** begin Task data **

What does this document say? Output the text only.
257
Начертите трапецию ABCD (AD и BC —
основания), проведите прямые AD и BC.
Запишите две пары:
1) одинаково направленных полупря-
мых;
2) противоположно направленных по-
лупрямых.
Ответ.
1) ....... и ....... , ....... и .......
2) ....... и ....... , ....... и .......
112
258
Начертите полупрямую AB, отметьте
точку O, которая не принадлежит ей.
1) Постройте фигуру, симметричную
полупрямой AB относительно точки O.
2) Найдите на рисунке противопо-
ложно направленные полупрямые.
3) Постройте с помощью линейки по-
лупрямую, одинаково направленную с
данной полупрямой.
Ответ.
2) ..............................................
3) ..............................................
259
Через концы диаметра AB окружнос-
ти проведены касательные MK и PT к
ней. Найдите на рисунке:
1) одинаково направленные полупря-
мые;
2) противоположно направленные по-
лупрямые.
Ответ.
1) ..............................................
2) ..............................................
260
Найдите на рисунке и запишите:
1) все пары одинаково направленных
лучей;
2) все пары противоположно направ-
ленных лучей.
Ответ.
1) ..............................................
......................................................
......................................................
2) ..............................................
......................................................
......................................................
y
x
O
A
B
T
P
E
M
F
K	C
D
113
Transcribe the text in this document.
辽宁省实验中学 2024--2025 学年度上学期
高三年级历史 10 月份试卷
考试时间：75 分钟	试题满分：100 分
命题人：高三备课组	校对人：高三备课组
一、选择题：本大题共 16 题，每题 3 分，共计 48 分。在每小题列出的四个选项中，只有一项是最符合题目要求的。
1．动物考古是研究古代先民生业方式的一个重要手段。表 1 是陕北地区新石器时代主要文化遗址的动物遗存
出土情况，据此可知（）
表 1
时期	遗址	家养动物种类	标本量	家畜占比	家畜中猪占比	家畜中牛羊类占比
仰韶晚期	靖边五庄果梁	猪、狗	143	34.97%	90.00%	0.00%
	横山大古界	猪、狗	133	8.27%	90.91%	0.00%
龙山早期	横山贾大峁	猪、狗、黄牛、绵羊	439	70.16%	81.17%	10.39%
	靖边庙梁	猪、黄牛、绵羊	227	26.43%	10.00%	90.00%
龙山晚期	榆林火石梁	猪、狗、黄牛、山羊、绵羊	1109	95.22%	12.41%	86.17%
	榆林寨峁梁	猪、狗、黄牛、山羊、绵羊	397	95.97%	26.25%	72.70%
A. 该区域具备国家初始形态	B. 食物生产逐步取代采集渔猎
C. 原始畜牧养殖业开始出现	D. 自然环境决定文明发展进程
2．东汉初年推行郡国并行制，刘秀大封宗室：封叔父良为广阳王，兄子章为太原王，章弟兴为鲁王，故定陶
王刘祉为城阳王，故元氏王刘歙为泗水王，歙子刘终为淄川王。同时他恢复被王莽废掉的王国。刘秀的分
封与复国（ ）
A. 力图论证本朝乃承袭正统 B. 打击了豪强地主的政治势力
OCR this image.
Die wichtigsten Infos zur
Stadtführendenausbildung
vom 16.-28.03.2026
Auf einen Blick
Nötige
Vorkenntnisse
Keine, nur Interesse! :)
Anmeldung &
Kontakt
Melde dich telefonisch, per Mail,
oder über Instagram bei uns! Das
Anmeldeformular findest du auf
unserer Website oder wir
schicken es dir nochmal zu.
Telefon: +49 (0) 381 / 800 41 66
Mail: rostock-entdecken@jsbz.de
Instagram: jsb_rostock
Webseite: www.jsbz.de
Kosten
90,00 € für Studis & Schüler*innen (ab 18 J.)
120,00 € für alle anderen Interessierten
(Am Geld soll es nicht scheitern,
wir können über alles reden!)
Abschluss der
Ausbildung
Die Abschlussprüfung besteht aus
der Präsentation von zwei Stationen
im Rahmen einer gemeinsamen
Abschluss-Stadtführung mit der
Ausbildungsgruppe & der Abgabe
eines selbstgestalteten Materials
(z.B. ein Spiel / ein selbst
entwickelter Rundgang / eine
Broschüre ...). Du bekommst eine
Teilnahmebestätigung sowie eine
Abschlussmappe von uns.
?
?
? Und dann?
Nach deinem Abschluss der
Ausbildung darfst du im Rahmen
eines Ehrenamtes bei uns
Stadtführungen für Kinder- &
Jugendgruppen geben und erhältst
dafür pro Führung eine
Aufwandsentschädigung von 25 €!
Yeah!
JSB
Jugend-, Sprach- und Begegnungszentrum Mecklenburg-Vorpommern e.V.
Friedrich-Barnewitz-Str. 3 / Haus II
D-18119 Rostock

** end Task data **

◆ **Directions for this task**: Report only the number of lines that hold the word "полупрямой".

◆ **Exercise output**: 2